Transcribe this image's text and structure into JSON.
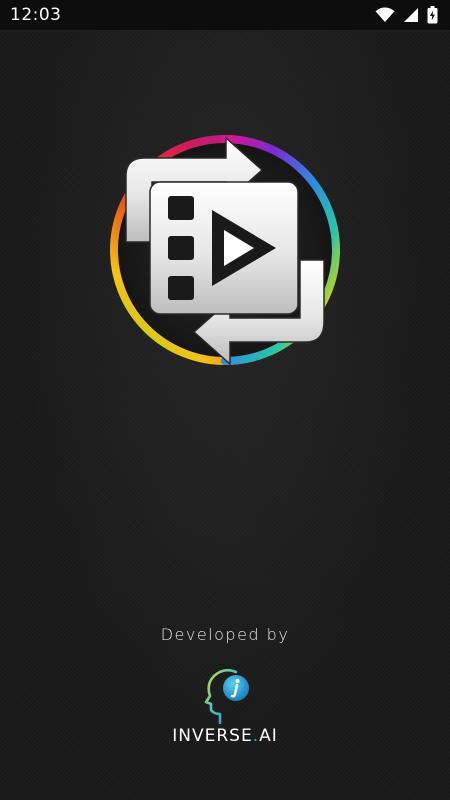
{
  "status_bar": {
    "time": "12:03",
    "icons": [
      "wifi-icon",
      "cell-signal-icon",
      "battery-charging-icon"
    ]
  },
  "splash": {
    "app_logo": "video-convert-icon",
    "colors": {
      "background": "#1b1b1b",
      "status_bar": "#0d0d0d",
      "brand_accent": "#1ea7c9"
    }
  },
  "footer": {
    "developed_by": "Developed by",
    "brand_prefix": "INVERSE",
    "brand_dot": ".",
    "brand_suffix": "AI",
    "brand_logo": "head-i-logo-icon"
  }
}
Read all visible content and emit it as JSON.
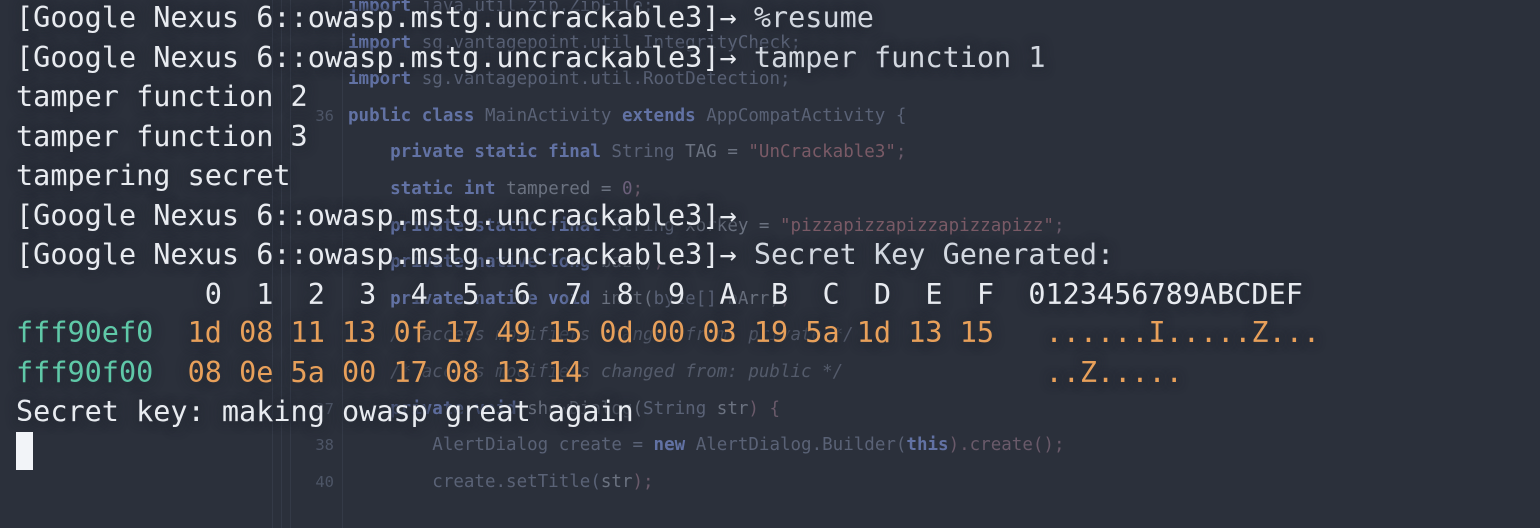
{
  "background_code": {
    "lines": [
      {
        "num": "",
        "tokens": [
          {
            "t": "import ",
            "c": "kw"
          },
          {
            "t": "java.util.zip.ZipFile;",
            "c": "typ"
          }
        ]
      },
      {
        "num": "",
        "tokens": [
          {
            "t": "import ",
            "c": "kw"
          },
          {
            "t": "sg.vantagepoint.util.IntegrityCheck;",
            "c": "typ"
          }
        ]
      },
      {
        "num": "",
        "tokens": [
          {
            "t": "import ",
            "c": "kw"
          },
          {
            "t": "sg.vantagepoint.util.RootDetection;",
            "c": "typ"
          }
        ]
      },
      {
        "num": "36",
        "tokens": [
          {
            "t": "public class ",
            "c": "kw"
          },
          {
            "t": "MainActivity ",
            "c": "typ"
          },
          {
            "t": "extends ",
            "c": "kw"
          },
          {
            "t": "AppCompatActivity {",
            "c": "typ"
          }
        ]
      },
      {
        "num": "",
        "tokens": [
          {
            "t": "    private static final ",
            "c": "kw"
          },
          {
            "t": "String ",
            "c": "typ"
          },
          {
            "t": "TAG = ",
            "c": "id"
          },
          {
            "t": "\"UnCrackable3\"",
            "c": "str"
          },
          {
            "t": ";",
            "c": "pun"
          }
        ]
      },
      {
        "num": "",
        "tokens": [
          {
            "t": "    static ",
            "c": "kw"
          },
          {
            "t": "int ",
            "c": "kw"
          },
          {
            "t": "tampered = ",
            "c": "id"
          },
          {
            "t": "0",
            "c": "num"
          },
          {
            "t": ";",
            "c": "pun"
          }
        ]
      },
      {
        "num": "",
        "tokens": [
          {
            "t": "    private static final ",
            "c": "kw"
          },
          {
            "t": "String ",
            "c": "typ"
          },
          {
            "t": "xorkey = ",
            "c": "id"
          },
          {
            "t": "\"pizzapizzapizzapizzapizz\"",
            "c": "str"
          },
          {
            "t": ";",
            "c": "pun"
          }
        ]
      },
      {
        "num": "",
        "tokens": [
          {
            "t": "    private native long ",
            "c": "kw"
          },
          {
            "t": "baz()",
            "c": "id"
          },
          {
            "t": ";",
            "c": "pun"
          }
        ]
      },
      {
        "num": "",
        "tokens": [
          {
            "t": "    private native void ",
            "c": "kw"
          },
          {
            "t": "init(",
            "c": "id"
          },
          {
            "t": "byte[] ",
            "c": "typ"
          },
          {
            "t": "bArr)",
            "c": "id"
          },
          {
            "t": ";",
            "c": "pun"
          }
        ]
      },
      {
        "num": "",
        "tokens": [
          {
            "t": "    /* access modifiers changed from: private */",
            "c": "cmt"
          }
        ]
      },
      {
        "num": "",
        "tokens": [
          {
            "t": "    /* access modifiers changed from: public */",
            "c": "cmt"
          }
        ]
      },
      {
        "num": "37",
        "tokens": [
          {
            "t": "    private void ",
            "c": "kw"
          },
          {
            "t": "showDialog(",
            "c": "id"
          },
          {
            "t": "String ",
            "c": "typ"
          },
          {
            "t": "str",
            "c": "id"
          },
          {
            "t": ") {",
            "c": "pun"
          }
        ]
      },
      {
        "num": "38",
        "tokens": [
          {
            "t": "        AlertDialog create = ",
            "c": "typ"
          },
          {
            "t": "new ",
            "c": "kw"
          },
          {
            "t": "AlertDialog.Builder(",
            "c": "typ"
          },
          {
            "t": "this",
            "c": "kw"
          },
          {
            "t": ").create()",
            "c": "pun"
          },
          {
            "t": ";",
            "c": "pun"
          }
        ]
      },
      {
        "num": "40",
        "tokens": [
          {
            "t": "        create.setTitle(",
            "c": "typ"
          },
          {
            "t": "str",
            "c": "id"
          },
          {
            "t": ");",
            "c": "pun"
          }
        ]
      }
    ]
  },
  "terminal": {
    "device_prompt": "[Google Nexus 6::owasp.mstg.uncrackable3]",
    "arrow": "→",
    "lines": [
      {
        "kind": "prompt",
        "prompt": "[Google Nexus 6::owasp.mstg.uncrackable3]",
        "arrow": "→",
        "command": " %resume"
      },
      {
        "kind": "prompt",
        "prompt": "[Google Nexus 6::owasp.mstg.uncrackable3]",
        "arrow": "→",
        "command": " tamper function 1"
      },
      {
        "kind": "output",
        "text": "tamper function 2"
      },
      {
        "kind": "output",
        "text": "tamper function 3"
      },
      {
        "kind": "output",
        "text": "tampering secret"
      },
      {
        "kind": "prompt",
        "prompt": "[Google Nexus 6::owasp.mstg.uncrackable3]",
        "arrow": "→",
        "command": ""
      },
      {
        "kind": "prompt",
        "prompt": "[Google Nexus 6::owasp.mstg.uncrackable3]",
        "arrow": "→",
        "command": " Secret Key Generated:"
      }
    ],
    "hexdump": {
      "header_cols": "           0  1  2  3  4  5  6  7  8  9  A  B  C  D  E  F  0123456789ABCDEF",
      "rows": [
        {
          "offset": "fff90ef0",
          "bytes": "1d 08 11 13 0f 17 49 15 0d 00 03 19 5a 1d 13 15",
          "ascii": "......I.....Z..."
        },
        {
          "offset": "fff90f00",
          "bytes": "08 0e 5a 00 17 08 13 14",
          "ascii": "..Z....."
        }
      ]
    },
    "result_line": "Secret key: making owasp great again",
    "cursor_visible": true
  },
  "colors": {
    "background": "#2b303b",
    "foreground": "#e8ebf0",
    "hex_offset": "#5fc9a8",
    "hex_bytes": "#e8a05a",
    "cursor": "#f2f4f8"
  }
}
______________________________
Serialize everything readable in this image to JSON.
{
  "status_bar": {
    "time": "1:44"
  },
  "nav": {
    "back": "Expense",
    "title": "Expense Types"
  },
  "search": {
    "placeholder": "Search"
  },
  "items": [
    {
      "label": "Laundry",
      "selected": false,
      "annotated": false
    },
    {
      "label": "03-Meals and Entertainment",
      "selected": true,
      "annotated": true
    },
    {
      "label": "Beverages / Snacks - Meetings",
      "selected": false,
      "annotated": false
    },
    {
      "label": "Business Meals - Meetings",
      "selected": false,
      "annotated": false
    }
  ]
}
______________________________
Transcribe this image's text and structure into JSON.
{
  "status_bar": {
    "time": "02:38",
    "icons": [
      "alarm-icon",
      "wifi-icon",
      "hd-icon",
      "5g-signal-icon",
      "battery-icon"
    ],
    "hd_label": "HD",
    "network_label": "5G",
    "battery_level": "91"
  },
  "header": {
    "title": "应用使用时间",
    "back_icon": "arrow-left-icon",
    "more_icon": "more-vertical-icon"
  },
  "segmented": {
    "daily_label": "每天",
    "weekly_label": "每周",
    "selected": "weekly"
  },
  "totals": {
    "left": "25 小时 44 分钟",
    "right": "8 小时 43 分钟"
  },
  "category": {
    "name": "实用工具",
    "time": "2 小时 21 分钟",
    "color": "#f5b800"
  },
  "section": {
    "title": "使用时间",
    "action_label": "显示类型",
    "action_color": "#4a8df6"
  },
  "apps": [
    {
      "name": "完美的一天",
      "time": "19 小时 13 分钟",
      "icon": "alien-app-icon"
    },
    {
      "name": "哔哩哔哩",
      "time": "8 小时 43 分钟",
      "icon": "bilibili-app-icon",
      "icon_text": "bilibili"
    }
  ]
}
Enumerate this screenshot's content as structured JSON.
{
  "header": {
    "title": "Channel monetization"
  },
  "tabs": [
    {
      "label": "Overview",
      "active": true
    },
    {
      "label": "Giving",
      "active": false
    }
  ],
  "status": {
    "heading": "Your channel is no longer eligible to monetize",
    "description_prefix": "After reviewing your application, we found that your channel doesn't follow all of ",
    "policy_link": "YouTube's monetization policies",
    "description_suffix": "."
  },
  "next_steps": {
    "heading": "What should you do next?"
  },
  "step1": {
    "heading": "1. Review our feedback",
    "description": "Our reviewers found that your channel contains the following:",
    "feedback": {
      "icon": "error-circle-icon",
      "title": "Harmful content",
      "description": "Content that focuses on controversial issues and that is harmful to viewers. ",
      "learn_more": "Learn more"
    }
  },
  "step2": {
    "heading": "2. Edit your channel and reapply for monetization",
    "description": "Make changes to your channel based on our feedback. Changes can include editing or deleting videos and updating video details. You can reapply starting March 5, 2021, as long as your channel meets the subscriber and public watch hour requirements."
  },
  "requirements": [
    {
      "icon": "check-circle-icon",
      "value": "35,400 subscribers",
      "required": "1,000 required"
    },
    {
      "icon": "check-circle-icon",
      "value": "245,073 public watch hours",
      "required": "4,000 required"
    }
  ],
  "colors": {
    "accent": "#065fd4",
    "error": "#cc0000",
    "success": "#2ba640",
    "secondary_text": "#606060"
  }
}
______________________________
- **Written problem**
Copy every line that includes the string "found" from the material above.

- **Expected answer**
    "description_prefix": "After reviewing your application, we found that your channel doesn't follow all of ",
    "description": "Our reviewers found that your channel contains the following:",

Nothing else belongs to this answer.